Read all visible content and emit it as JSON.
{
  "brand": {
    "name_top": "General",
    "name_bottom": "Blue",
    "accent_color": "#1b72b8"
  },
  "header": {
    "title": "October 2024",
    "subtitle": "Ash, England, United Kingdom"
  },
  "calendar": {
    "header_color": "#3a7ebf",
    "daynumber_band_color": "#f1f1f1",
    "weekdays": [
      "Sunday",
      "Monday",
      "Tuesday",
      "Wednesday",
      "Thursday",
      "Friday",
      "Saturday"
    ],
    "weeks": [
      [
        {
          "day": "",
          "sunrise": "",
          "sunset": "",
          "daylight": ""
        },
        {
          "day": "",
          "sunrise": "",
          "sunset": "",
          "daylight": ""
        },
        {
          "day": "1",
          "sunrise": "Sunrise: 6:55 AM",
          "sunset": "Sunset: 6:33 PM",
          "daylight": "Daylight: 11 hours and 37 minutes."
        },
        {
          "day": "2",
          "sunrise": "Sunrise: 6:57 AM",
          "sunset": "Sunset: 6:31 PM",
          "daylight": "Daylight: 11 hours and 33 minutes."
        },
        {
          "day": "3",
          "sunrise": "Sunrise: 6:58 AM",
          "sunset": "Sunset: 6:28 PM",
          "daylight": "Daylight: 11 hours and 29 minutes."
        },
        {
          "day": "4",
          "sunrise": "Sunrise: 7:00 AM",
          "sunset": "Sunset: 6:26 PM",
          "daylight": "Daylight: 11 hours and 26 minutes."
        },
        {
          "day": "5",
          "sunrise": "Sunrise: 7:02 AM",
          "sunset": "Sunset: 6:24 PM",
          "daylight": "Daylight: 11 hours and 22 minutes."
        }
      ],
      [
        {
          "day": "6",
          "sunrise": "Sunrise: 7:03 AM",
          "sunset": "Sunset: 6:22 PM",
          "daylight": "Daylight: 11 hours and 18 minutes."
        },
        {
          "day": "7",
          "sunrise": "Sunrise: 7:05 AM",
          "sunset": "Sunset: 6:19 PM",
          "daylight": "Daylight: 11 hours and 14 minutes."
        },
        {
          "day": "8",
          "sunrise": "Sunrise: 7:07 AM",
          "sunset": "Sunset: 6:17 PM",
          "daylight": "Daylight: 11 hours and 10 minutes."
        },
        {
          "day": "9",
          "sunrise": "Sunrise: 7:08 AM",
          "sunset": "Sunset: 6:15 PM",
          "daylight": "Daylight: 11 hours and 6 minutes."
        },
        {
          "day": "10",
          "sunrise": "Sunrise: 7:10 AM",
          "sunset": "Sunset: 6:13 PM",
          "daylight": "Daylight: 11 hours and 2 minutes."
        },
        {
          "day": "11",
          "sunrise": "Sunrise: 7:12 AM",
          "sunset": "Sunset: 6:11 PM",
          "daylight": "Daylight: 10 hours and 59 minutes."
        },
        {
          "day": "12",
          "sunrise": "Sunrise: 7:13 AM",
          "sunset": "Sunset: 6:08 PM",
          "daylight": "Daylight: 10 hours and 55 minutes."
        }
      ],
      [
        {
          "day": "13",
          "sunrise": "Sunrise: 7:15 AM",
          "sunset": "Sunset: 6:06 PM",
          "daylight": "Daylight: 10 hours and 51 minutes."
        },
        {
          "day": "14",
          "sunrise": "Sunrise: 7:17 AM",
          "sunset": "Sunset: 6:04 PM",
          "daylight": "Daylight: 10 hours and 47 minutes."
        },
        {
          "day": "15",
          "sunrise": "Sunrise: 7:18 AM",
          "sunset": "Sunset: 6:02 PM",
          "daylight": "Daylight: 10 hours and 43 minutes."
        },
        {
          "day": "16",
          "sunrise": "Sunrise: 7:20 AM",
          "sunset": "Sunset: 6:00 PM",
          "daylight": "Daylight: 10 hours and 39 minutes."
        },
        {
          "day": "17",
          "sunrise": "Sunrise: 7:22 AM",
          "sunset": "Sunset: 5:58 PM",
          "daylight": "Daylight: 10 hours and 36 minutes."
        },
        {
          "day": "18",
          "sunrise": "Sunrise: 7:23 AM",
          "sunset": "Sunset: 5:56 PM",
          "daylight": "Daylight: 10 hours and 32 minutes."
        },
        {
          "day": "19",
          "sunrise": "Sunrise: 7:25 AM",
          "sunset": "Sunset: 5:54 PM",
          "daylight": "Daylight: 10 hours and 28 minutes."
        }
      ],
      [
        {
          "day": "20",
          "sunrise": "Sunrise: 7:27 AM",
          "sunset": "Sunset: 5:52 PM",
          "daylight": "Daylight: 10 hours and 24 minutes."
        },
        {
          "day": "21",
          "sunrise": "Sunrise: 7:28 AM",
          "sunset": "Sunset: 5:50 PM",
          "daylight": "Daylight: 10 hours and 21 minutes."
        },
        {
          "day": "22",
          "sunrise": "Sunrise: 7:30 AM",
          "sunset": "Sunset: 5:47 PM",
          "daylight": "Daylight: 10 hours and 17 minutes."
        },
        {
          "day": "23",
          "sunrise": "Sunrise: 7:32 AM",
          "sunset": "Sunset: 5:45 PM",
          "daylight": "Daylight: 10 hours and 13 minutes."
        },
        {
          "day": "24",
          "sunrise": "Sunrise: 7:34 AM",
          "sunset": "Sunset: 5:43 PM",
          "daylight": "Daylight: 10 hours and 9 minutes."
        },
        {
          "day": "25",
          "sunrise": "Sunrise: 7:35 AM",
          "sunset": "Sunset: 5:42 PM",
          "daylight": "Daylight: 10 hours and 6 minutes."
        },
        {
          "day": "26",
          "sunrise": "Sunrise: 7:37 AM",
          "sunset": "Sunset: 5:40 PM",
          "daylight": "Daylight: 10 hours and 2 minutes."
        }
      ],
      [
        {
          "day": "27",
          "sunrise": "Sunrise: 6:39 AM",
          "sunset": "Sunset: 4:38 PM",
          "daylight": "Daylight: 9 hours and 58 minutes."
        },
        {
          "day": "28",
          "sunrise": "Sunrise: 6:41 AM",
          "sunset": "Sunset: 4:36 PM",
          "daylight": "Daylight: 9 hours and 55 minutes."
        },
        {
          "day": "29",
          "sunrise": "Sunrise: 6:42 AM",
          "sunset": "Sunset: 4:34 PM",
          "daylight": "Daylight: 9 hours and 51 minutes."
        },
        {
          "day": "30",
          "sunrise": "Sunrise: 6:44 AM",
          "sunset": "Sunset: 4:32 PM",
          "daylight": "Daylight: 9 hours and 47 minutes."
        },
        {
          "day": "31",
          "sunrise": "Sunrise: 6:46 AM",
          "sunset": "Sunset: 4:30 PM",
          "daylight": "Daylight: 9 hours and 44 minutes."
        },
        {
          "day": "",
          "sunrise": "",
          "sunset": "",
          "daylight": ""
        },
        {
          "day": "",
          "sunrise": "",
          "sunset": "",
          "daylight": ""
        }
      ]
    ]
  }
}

-.-.-

Without leaving anything out, quote all the data.

Read all visible content and emit it as JSON.
{
  "brand": {
    "name_top": "General",
    "name_bottom": "Blue",
    "accent_color": "#1b72b8"
  },
  "header": {
    "title": "October 2024",
    "subtitle": "Ash, England, United Kingdom"
  },
  "calendar": {
    "header_color": "#3a7ebf",
    "daynumber_band_color": "#f1f1f1",
    "weekdays": [
      "Sunday",
      "Monday",
      "Tuesday",
      "Wednesday",
      "Thursday",
      "Friday",
      "Saturday"
    ],
    "weeks": [
      [
        {
          "day": "",
          "sunrise": "",
          "sunset": "",
          "daylight": ""
        },
        {
          "day": "",
          "sunrise": "",
          "sunset": "",
          "daylight": ""
        },
        {
          "day": "1",
          "sunrise": "Sunrise: 6:55 AM",
          "sunset": "Sunset: 6:33 PM",
          "daylight": "Daylight: 11 hours and 37 minutes."
        },
        {
          "day": "2",
          "sunrise": "Sunrise: 6:57 AM",
          "sunset": "Sunset: 6:31 PM",
          "daylight": "Daylight: 11 hours and 33 minutes."
        },
        {
          "day": "3",
          "sunrise": "Sunrise: 6:58 AM",
          "sunset": "Sunset: 6:28 PM",
          "daylight": "Daylight: 11 hours and 29 minutes."
        },
        {
          "day": "4",
          "sunrise": "Sunrise: 7:00 AM",
          "sunset": "Sunset: 6:26 PM",
          "daylight": "Daylight: 11 hours and 26 minutes."
        },
        {
          "day": "5",
          "sunrise": "Sunrise: 7:02 AM",
          "sunset": "Sunset: 6:24 PM",
          "daylight": "Daylight: 11 hours and 22 minutes."
        }
      ],
      [
        {
          "day": "6",
          "sunrise": "Sunrise: 7:03 AM",
          "sunset": "Sunset: 6:22 PM",
          "daylight": "Daylight: 11 hours and 18 minutes."
        },
        {
          "day": "7",
          "sunrise": "Sunrise: 7:05 AM",
          "sunset": "Sunset: 6:19 PM",
          "daylight": "Daylight: 11 hours and 14 minutes."
        },
        {
          "day": "8",
          "sunrise": "Sunrise: 7:07 AM",
          "sunset": "Sunset: 6:17 PM",
          "daylight": "Daylight: 11 hours and 10 minutes."
        },
        {
          "day": "9",
          "sunrise": "Sunrise: 7:08 AM",
          "sunset": "Sunset: 6:15 PM",
          "daylight": "Daylight: 11 hours and 6 minutes."
        },
        {
          "day": "10",
          "sunrise": "Sunrise: 7:10 AM",
          "sunset": "Sunset: 6:13 PM",
          "daylight": "Daylight: 11 hours and 2 minutes."
        },
        {
          "day": "11",
          "sunrise": "Sunrise: 7:12 AM",
          "sunset": "Sunset: 6:11 PM",
          "daylight": "Daylight: 10 hours and 59 minutes."
        },
        {
          "day": "12",
          "sunrise": "Sunrise: 7:13 AM",
          "sunset": "Sunset: 6:08 PM",
          "daylight": "Daylight: 10 hours and 55 minutes."
        }
      ],
      [
        {
          "day": "13",
          "sunrise": "Sunrise: 7:15 AM",
          "sunset": "Sunset: 6:06 PM",
          "daylight": "Daylight: 10 hours and 51 minutes."
        },
        {
          "day": "14",
          "sunrise": "Sunrise: 7:17 AM",
          "sunset": "Sunset: 6:04 PM",
          "daylight": "Daylight: 10 hours and 47 minutes."
        },
        {
          "day": "15",
          "sunrise": "Sunrise: 7:18 AM",
          "sunset": "Sunset: 6:02 PM",
          "daylight": "Daylight: 10 hours and 43 minutes."
        },
        {
          "day": "16",
          "sunrise": "Sunrise: 7:20 AM",
          "sunset": "Sunset: 6:00 PM",
          "daylight": "Daylight: 10 hours and 39 minutes."
        },
        {
          "day": "17",
          "sunrise": "Sunrise: 7:22 AM",
          "sunset": "Sunset: 5:58 PM",
          "daylight": "Daylight: 10 hours and 36 minutes."
        },
        {
          "day": "18",
          "sunrise": "Sunrise: 7:23 AM",
          "sunset": "Sunset: 5:56 PM",
          "daylight": "Daylight: 10 hours and 32 minutes."
        },
        {
          "day": "19",
          "sunrise": "Sunrise: 7:25 AM",
          "sunset": "Sunset: 5:54 PM",
          "daylight": "Daylight: 10 hours and 28 minutes."
        }
      ],
      [
        {
          "day": "20",
          "sunrise": "Sunrise: 7:27 AM",
          "sunset": "Sunset: 5:52 PM",
          "daylight": "Daylight: 10 hours and 24 minutes."
        },
        {
          "day": "21",
          "sunrise": "Sunrise: 7:28 AM",
          "sunset": "Sunset: 5:50 PM",
          "daylight": "Daylight: 10 hours and 21 minutes."
        },
        {
          "day": "22",
          "sunrise": "Sunrise: 7:30 AM",
          "sunset": "Sunset: 5:47 PM",
          "daylight": "Daylight: 10 hours and 17 minutes."
        },
        {
          "day": "23",
          "sunrise": "Sunrise: 7:32 AM",
          "sunset": "Sunset: 5:45 PM",
          "daylight": "Daylight: 10 hours and 13 minutes."
        },
        {
          "day": "24",
          "sunrise": "Sunrise: 7:34 AM",
          "sunset": "Sunset: 5:43 PM",
          "daylight": "Daylight: 10 hours and 9 minutes."
        },
        {
          "day": "25",
          "sunrise": "Sunrise: 7:35 AM",
          "sunset": "Sunset: 5:42 PM",
          "daylight": "Daylight: 10 hours and 6 minutes."
        },
        {
          "day": "26",
          "sunrise": "Sunrise: 7:37 AM",
          "sunset": "Sunset: 5:40 PM",
          "daylight": "Daylight: 10 hours and 2 minutes."
        }
      ],
      [
        {
          "day": "27",
          "sunrise": "Sunrise: 6:39 AM",
          "sunset": "Sunset: 4:38 PM",
          "daylight": "Daylight: 9 hours and 58 minutes."
        },
        {
          "day": "28",
          "sunrise": "Sunrise: 6:41 AM",
          "sunset": "Sunset: 4:36 PM",
          "daylight": "Daylight: 9 hours and 55 minutes."
        },
        {
          "day": "29",
          "sunrise": "Sunrise: 6:42 AM",
          "sunset": "Sunset: 4:34 PM",
          "daylight": "Daylight: 9 hours and 51 minutes."
        },
        {
          "day": "30",
          "sunrise": "Sunrise: 6:44 AM",
          "sunset": "Sunset: 4:32 PM",
          "daylight": "Daylight: 9 hours and 47 minutes."
        },
        {
          "day": "31",
          "sunrise": "Sunrise: 6:46 AM",
          "sunset": "Sunset: 4:30 PM",
          "daylight": "Daylight: 9 hours and 44 minutes."
        },
        {
          "day": "",
          "sunrise": "",
          "sunset": "",
          "daylight": ""
        },
        {
          "day": "",
          "sunrise": "",
          "sunset": "",
          "daylight": ""
        }
      ]
    ]
  }
}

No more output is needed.